**Prompt**
Pick out the lines below that contain the string "General" and copy them all.

● ● ● ● ●

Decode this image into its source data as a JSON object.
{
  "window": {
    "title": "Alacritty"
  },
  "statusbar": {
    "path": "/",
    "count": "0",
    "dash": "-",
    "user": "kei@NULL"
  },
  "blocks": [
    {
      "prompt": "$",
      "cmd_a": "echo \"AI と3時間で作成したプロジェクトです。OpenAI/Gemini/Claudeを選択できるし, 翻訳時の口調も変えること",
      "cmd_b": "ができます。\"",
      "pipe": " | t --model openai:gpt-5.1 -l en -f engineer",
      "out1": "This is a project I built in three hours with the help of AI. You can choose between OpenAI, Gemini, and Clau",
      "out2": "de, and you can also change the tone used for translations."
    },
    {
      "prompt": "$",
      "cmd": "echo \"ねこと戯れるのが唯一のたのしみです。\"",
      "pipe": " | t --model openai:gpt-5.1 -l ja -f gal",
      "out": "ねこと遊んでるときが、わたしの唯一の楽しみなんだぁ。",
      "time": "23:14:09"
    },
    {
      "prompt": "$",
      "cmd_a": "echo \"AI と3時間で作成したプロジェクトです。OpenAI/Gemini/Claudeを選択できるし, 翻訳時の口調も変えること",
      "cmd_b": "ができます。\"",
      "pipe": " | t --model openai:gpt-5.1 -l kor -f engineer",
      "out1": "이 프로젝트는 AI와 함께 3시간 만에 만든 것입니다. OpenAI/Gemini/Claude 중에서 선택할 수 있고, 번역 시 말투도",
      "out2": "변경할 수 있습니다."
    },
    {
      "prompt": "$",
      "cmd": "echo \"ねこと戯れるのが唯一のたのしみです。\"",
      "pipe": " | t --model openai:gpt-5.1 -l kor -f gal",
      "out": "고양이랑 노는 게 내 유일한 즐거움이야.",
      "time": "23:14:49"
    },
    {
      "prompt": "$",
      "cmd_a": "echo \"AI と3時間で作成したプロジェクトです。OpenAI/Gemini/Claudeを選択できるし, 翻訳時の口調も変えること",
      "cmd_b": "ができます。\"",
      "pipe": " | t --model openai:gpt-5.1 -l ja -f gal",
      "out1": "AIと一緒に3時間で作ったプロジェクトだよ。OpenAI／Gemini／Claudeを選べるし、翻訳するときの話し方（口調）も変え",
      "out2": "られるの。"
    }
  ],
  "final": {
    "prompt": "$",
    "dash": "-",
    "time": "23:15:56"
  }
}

● ● ● ● ●

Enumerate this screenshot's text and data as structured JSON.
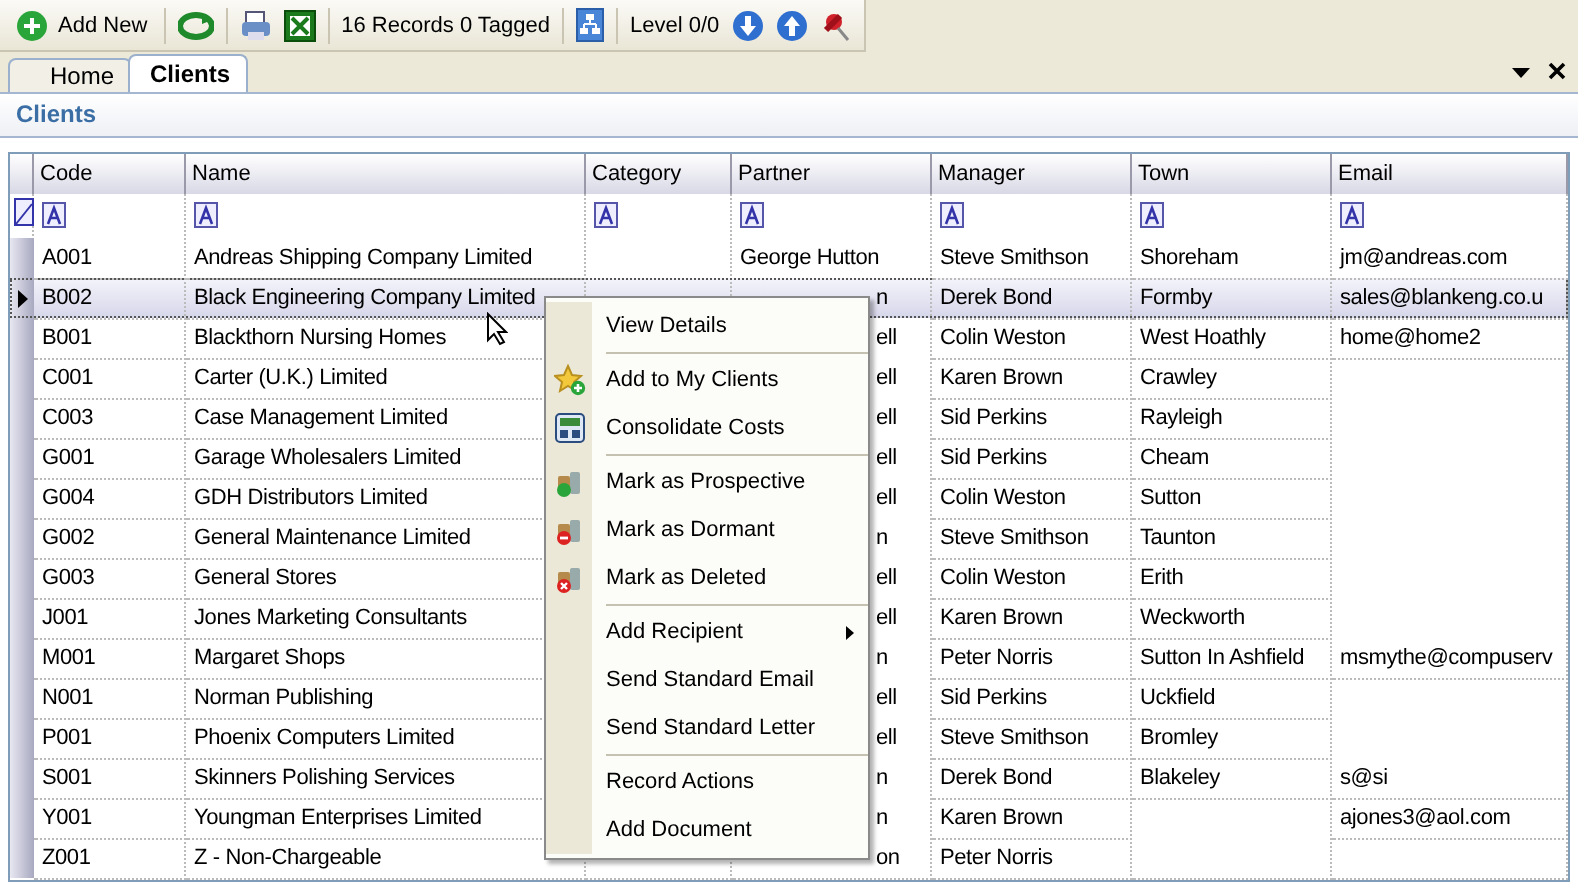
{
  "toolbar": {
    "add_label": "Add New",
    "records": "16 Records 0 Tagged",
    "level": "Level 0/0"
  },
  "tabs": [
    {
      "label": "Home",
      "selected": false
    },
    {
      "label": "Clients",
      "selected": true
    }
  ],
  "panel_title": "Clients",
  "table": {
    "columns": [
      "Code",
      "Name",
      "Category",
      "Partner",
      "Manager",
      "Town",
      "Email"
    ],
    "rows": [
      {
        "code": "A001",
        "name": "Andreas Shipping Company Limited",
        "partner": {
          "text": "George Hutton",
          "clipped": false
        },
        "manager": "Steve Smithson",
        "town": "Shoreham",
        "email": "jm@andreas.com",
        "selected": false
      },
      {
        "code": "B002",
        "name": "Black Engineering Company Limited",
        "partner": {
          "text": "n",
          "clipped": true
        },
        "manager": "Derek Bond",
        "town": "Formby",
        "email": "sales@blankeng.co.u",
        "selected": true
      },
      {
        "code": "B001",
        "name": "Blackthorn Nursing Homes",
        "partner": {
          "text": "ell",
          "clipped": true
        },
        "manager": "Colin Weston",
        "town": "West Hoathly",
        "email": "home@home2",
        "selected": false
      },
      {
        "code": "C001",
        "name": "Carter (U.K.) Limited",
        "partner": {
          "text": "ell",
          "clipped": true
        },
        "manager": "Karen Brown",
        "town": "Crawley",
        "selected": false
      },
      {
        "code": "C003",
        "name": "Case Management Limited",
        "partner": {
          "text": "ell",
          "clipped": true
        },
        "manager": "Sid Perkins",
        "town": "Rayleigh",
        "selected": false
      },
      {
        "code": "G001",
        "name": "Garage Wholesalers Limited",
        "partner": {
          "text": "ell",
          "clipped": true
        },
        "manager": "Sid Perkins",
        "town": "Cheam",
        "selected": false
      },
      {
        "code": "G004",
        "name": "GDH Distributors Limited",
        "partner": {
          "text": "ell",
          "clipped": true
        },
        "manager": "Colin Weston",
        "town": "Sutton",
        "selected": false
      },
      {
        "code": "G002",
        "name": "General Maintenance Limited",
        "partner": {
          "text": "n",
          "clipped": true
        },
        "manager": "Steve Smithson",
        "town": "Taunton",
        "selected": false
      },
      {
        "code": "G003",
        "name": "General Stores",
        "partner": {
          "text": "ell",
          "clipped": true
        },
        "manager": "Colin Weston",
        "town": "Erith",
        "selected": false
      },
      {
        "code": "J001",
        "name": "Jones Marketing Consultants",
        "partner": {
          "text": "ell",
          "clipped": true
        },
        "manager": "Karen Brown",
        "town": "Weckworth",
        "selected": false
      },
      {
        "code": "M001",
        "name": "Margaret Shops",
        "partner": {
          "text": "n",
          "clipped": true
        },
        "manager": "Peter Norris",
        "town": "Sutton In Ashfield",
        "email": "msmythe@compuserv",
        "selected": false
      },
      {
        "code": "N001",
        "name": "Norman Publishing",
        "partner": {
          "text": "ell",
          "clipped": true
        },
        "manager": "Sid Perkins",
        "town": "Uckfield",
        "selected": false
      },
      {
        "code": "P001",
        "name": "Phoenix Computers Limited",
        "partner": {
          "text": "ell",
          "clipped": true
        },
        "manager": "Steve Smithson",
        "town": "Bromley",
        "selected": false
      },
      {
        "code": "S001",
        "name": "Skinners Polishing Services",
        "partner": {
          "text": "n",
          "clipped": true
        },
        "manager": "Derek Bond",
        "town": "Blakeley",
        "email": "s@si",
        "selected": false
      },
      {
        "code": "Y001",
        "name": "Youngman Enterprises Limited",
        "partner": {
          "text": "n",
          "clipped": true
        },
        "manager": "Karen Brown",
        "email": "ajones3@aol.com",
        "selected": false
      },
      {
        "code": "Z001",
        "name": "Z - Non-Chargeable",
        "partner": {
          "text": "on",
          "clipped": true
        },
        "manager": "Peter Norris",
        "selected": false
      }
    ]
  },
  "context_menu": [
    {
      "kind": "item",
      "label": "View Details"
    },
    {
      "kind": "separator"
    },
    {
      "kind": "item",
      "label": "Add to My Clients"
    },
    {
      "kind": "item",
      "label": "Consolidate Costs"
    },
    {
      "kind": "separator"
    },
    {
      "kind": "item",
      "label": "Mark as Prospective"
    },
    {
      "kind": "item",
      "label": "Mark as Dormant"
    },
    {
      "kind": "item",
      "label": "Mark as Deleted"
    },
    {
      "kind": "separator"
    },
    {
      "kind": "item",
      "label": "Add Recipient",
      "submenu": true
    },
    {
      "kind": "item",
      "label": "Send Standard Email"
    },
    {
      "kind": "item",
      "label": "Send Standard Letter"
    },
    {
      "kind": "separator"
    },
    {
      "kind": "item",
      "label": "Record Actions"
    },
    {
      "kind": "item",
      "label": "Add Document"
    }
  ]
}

● ● ● ● ●

**Result for this exercise**
        "name": "General Maintenance Limited",
        "name": "General Stores",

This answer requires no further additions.